Dataset items
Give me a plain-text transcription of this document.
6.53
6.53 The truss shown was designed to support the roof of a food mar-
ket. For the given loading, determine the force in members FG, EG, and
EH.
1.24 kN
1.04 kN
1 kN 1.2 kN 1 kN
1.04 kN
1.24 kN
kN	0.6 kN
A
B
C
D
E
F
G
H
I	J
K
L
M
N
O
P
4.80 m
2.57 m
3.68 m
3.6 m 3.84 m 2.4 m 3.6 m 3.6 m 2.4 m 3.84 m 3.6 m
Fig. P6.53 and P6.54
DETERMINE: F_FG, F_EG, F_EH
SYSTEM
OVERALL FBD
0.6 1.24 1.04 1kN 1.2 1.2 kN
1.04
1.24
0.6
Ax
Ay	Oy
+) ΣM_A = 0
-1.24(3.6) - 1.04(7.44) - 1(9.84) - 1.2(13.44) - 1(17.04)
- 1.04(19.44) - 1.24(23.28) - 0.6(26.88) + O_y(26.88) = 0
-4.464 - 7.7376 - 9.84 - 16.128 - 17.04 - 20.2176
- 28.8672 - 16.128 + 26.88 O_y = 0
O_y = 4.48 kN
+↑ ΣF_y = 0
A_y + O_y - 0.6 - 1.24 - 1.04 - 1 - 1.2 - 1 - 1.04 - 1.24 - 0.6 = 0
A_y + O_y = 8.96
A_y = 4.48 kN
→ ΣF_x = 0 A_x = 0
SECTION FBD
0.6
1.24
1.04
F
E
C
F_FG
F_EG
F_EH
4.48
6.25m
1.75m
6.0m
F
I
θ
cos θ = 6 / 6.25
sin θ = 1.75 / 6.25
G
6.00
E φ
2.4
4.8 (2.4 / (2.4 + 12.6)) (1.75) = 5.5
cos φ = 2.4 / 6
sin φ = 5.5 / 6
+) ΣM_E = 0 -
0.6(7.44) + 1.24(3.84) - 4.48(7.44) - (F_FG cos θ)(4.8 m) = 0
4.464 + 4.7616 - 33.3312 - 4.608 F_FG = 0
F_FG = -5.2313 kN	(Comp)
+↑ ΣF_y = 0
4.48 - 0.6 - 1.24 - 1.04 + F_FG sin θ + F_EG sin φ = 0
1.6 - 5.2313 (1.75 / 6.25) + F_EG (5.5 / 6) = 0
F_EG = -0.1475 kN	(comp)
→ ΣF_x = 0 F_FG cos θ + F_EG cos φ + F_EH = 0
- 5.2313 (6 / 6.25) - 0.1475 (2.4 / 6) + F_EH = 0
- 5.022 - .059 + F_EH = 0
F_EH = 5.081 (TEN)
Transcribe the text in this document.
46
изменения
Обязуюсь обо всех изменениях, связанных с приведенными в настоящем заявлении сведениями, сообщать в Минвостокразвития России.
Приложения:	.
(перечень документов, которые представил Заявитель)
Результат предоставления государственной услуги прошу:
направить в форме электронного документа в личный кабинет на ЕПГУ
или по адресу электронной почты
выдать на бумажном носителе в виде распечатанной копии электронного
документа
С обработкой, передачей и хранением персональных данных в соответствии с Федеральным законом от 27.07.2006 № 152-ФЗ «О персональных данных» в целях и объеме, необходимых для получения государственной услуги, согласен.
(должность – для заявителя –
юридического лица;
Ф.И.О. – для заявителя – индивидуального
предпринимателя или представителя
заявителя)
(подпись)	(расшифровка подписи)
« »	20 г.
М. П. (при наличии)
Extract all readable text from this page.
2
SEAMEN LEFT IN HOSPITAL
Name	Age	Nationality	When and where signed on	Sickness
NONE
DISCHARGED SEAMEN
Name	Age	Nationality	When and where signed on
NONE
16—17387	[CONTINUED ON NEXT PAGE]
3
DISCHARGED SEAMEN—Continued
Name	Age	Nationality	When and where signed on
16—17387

> Given request
Return only the number of lines in the data that contain "электронного".

> Result
2